* [Problem to work on]:
State the number of lines that hold the string "koko", with nothing added.

(Collection entries)
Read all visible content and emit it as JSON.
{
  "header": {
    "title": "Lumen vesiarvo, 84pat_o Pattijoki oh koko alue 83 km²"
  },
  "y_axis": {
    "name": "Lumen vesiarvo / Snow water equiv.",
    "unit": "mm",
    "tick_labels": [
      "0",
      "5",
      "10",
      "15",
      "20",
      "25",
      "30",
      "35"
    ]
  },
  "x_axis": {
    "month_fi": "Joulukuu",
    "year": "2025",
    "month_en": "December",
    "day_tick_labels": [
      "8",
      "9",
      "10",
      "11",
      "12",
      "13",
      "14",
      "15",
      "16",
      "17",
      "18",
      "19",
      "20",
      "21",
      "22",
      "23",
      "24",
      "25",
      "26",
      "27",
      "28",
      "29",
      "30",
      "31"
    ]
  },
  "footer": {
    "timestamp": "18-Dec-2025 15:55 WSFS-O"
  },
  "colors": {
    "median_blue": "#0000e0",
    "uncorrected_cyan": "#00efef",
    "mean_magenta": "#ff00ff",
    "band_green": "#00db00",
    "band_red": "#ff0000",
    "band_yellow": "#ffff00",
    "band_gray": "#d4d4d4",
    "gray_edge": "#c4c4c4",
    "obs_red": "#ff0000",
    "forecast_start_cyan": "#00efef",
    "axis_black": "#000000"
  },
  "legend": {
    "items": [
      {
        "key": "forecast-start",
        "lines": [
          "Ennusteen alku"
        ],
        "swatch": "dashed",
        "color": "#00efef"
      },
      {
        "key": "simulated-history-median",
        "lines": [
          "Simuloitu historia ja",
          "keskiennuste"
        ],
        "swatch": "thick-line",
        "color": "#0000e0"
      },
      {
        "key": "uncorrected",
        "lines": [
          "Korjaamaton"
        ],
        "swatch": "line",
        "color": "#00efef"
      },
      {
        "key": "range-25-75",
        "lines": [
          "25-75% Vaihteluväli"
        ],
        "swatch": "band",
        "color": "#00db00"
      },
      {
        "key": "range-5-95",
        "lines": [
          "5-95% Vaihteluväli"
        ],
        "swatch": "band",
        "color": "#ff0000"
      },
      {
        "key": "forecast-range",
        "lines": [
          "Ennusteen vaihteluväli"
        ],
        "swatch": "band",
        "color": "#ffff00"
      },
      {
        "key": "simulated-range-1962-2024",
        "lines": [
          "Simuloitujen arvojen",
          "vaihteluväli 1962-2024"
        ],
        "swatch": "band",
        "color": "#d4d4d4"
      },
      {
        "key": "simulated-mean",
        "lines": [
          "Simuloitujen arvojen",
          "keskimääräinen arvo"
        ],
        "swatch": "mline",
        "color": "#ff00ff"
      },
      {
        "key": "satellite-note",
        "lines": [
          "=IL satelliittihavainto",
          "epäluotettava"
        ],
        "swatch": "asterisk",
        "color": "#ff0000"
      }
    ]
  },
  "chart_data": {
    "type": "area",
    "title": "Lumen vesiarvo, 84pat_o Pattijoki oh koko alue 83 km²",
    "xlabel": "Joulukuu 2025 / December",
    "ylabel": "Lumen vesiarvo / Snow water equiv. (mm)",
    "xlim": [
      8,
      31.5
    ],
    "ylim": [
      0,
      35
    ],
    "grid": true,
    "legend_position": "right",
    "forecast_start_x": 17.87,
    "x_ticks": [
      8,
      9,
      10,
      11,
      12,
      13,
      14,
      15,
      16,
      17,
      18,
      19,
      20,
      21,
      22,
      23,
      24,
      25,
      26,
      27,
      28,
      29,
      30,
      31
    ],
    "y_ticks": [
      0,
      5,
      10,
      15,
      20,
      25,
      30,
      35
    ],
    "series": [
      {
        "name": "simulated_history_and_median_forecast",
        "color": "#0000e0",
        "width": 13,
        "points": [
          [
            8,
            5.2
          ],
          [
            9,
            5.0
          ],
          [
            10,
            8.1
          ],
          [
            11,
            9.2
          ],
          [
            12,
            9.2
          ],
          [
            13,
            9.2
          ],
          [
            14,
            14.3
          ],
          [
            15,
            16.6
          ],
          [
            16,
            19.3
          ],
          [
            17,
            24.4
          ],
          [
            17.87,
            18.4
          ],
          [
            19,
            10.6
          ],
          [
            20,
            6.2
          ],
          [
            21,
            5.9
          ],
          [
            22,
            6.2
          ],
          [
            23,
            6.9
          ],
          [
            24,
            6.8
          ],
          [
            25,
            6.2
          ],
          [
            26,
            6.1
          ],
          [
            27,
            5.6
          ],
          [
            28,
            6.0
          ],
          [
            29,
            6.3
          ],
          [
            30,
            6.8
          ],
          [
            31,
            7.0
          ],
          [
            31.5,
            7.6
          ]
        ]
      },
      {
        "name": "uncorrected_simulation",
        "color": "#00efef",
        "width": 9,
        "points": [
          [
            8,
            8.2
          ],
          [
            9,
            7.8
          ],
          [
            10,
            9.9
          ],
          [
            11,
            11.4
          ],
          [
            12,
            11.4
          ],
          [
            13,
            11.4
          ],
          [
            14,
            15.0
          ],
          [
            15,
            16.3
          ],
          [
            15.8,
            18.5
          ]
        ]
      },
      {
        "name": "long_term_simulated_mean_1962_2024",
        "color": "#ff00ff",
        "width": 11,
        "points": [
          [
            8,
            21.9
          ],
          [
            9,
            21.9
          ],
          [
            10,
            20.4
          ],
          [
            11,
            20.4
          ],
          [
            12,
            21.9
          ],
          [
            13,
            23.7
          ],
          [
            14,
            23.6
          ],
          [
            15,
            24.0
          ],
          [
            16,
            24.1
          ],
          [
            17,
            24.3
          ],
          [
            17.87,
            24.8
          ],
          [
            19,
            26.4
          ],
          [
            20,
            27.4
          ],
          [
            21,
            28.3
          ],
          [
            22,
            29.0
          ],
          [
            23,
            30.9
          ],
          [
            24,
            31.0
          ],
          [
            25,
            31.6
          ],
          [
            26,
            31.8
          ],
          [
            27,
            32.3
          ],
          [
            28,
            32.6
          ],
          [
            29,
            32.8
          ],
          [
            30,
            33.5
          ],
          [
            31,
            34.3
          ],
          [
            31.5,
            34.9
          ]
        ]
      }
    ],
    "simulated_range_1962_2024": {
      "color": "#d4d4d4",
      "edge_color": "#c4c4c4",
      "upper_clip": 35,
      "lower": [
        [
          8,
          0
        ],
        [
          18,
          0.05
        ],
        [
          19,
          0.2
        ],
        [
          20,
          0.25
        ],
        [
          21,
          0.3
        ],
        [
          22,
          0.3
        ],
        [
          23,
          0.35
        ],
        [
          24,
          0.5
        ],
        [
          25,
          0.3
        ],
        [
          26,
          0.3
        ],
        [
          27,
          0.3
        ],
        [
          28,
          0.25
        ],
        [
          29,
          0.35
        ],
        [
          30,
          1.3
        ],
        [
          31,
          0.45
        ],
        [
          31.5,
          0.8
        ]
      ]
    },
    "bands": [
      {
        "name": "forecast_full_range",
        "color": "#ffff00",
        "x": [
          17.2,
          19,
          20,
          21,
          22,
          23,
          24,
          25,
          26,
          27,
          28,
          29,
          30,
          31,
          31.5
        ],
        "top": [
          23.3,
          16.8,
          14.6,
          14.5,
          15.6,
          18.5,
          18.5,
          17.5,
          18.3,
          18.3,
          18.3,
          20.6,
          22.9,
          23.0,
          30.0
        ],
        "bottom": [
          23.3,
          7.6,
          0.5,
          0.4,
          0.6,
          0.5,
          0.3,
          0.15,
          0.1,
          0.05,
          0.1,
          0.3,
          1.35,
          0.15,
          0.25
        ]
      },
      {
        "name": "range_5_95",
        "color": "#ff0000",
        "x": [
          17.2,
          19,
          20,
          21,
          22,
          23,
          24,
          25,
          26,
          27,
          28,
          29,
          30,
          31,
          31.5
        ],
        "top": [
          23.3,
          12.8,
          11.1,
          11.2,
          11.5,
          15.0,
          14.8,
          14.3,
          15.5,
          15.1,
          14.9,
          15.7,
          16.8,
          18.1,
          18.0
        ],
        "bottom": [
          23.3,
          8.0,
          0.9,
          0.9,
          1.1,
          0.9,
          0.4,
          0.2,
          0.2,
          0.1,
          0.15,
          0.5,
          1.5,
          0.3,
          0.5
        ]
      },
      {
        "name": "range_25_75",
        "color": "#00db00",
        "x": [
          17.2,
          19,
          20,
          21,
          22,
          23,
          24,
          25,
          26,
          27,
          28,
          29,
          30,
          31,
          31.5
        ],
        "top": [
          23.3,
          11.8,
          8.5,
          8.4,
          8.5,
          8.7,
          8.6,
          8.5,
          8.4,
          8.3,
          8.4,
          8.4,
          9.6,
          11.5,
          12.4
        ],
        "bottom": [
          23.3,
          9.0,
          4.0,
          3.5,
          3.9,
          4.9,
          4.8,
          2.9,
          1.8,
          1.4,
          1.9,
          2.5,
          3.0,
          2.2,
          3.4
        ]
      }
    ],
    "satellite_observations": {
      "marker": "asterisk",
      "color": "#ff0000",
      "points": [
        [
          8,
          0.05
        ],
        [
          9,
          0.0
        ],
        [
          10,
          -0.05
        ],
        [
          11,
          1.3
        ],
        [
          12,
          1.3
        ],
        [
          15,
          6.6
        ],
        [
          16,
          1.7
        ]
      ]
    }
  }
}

* [Expected answer]:
2